Your task
Report the number of lines that hold the string "avoir". Leave out any other text.

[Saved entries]
◇ ◇ ◇ ◇
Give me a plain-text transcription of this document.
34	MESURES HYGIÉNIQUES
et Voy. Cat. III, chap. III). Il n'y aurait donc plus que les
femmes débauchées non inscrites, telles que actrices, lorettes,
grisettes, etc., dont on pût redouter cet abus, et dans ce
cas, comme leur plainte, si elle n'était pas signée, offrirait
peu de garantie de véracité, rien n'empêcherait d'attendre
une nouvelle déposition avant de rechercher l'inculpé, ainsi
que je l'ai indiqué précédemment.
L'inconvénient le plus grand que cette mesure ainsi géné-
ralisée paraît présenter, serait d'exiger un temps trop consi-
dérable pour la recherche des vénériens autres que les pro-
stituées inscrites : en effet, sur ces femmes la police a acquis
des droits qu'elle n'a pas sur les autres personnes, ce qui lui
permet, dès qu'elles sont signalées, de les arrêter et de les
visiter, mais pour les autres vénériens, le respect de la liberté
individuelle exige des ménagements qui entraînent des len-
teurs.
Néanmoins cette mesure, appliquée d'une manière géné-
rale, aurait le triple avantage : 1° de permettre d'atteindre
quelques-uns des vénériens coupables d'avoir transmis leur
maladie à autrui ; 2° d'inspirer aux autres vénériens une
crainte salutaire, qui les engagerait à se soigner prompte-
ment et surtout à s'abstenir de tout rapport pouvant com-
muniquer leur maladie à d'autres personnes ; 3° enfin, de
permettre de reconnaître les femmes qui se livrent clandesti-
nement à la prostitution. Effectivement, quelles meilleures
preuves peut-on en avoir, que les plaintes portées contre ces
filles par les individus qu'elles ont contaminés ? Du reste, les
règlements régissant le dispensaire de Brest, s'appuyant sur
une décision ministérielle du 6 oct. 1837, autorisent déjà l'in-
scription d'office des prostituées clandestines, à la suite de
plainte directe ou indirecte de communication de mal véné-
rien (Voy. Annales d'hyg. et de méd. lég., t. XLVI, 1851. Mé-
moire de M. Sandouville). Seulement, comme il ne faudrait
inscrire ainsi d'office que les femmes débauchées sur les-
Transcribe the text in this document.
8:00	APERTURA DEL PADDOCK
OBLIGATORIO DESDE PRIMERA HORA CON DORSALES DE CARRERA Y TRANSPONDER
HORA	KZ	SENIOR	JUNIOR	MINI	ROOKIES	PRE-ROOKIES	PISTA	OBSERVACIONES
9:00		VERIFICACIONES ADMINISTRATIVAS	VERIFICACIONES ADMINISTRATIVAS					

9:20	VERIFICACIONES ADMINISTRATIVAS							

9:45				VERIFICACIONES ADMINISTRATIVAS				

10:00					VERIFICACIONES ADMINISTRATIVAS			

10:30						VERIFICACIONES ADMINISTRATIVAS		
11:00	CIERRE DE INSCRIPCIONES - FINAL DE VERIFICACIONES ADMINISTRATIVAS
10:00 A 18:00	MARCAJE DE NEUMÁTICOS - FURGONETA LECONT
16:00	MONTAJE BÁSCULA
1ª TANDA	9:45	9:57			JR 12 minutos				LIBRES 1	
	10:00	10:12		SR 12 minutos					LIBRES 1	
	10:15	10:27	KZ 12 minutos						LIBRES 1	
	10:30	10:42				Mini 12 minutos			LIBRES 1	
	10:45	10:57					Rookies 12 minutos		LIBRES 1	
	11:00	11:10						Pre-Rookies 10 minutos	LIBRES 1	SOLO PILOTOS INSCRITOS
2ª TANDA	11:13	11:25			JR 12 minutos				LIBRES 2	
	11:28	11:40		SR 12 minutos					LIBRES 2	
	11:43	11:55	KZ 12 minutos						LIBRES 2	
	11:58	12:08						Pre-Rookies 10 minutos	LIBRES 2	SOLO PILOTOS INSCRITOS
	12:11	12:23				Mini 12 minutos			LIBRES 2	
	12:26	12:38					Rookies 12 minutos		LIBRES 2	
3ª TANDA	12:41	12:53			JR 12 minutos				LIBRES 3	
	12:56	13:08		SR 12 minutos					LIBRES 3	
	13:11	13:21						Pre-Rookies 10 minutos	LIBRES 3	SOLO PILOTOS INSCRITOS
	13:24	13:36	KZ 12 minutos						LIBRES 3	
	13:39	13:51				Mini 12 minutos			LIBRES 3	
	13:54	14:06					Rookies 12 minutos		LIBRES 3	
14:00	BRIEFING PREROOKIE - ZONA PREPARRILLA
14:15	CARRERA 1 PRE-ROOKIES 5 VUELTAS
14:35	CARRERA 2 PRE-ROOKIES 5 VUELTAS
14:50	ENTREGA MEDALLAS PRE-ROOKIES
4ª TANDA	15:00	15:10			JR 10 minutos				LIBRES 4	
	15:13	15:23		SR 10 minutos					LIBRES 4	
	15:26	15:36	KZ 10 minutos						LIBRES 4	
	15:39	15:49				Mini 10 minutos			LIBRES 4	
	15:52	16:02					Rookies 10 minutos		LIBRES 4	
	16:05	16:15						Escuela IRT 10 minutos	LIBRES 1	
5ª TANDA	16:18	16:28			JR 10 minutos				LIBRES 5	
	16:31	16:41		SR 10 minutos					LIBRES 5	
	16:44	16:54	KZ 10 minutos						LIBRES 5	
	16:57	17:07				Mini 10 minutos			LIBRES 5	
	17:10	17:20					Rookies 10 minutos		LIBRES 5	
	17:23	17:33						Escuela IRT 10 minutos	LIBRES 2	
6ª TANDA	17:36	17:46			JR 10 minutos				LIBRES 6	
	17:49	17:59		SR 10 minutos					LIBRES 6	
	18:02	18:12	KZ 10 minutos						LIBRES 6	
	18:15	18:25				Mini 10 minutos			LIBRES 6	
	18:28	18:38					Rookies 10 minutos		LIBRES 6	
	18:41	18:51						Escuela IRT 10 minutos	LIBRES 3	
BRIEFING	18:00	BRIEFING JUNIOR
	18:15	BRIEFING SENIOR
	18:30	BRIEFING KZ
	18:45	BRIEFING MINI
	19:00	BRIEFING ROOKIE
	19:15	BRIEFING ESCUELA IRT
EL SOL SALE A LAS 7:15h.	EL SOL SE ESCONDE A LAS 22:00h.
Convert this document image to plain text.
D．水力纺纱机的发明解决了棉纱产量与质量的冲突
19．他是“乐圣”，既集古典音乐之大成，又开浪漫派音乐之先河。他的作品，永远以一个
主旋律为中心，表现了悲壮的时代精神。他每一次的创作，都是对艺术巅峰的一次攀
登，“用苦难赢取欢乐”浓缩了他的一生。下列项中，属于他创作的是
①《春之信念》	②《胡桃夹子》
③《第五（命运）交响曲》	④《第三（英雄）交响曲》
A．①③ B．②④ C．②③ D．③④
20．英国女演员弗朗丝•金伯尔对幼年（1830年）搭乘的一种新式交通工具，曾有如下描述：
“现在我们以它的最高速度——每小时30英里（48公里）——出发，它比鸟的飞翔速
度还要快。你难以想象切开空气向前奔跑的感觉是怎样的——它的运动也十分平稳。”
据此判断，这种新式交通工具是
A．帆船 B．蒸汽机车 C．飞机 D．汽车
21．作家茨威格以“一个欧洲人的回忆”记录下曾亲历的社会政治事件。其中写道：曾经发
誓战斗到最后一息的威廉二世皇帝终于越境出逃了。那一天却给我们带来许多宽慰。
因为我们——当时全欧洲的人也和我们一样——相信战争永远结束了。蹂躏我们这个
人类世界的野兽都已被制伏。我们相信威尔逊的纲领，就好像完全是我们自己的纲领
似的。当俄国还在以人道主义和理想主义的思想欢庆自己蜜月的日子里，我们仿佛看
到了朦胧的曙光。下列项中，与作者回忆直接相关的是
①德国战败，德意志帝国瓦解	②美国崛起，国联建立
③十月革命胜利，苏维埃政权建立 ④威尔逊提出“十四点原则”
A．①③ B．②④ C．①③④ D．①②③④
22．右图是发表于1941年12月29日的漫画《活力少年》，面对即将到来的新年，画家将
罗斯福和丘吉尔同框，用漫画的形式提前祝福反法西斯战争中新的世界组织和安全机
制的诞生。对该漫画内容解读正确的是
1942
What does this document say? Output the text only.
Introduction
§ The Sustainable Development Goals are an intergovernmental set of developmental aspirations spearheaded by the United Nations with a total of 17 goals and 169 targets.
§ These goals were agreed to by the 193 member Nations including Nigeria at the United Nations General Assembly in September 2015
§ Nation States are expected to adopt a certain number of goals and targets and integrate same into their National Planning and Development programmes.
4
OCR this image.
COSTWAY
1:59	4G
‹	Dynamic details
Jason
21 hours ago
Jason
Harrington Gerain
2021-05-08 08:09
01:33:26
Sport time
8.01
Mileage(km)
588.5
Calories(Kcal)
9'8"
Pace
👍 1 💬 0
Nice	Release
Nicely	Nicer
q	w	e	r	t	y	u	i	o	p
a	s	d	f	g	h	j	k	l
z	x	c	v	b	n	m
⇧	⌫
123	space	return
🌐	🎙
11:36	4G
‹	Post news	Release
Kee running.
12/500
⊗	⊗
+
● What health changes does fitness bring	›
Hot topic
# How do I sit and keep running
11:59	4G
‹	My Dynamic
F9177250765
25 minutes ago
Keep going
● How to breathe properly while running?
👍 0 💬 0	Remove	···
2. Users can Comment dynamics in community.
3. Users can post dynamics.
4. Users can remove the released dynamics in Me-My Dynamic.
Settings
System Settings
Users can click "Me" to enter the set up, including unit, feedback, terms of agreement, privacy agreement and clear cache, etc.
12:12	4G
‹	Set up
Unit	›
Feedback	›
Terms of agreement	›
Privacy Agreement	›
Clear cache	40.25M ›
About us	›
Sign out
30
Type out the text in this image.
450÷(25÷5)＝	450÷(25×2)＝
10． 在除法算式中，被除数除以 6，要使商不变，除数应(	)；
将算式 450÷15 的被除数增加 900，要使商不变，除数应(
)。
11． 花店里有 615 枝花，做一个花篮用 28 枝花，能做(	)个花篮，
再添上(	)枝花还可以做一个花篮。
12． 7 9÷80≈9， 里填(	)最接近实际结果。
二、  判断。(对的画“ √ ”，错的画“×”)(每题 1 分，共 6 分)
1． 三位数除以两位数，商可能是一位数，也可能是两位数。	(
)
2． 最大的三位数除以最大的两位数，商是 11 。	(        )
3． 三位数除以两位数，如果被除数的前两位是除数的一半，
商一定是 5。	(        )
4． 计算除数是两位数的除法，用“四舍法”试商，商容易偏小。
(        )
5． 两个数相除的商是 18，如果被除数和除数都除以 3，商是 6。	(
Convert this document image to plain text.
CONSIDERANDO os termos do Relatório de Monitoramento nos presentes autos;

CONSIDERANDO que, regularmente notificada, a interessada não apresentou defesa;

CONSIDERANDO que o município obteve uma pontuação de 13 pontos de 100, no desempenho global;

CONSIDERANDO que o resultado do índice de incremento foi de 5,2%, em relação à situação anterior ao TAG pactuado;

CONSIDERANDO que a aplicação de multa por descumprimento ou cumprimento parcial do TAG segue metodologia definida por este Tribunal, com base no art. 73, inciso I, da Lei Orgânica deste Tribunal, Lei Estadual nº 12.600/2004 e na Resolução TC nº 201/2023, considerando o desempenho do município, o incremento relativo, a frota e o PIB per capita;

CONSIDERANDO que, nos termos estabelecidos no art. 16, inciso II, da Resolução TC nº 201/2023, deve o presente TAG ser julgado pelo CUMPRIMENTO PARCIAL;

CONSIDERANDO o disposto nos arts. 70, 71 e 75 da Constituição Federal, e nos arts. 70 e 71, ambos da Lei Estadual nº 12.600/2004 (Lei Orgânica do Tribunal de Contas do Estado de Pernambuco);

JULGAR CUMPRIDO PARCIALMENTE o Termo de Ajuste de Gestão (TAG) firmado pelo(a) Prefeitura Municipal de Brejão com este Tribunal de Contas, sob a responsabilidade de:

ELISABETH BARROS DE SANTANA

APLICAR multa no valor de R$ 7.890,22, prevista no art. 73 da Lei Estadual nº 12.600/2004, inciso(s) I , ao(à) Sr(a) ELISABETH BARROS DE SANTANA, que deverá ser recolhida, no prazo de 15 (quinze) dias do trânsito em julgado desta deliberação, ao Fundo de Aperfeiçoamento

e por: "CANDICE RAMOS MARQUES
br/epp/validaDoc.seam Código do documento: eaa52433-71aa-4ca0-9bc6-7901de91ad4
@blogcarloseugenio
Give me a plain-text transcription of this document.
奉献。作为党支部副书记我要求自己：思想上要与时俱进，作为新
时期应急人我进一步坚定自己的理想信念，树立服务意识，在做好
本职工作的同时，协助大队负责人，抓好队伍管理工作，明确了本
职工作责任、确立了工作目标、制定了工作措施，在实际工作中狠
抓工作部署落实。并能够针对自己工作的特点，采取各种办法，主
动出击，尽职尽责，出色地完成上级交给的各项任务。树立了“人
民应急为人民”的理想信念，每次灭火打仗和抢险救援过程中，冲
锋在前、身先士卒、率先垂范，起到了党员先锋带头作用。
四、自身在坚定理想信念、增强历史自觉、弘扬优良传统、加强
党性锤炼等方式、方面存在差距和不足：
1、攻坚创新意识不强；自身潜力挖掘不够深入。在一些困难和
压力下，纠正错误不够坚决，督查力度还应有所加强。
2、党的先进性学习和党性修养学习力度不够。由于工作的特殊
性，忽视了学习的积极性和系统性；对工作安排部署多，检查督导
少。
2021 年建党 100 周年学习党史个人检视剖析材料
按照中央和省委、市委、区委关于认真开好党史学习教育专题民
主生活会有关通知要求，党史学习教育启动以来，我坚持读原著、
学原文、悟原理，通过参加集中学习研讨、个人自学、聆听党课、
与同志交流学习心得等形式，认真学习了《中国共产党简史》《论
◇ ◇ ◇ ◇
Written solution
2